Directions for this task: Each line that holds the string "Other" counts once; say how many such lines there are and add nothing.

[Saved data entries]
___

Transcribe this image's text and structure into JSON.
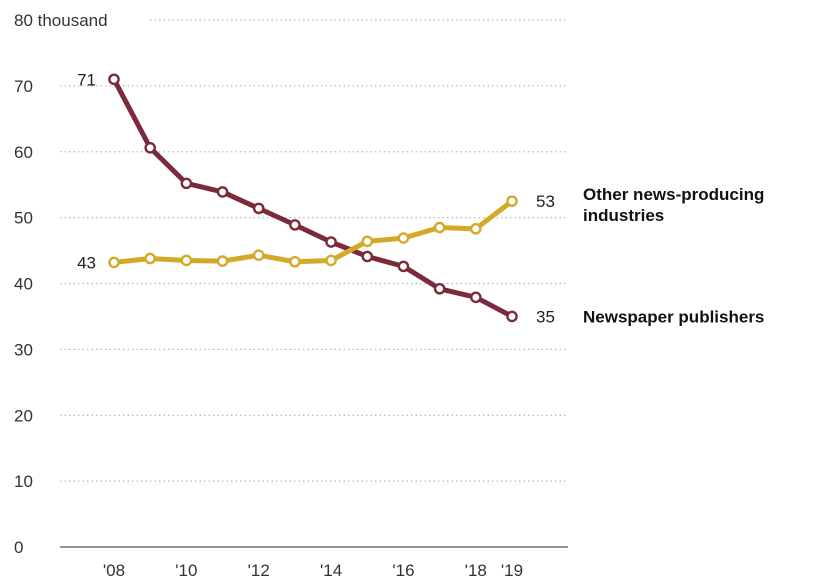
{
  "chart_data": {
    "type": "line",
    "x": [
      2008,
      2009,
      2010,
      2011,
      2012,
      2013,
      2014,
      2015,
      2016,
      2017,
      2018,
      2019
    ],
    "x_tick_labels": [
      {
        "x": 2008,
        "label": "'08"
      },
      {
        "x": 2010,
        "label": "'10"
      },
      {
        "x": 2012,
        "label": "'12"
      },
      {
        "x": 2014,
        "label": "'14"
      },
      {
        "x": 2016,
        "label": "'16"
      },
      {
        "x": 2018,
        "label": "'18"
      },
      {
        "x": 2019,
        "label": "'19"
      }
    ],
    "y_ticks": [
      {
        "value": 0,
        "label": "0"
      },
      {
        "value": 10,
        "label": "10"
      },
      {
        "value": 20,
        "label": "20"
      },
      {
        "value": 30,
        "label": "30"
      },
      {
        "value": 40,
        "label": "40"
      },
      {
        "value": 50,
        "label": "50"
      },
      {
        "value": 60,
        "label": "60"
      },
      {
        "value": 70,
        "label": "70"
      },
      {
        "value": 80,
        "label": "80 thousand"
      }
    ],
    "ylim": [
      0,
      80
    ],
    "grid": "dotted horizontal",
    "series": [
      {
        "name": "Newspaper publishers",
        "color": "#7b2a3a",
        "values": [
          71,
          60.6,
          55.2,
          53.9,
          51.4,
          48.9,
          46.3,
          44.1,
          42.6,
          39.2,
          37.9,
          35
        ],
        "start_label": "71",
        "end_label": "35",
        "legend_lines": [
          "Newspaper publishers"
        ]
      },
      {
        "name": "Other news-producing industries",
        "color": "#d4a92a",
        "values": [
          43.2,
          43.8,
          43.5,
          43.4,
          44.3,
          43.3,
          43.5,
          46.4,
          46.9,
          48.5,
          48.3,
          52.5
        ],
        "start_label": "43",
        "end_label": "53",
        "legend_lines": [
          "Other news-producing",
          "industries"
        ]
      }
    ]
  }
}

___

Output for this task: 2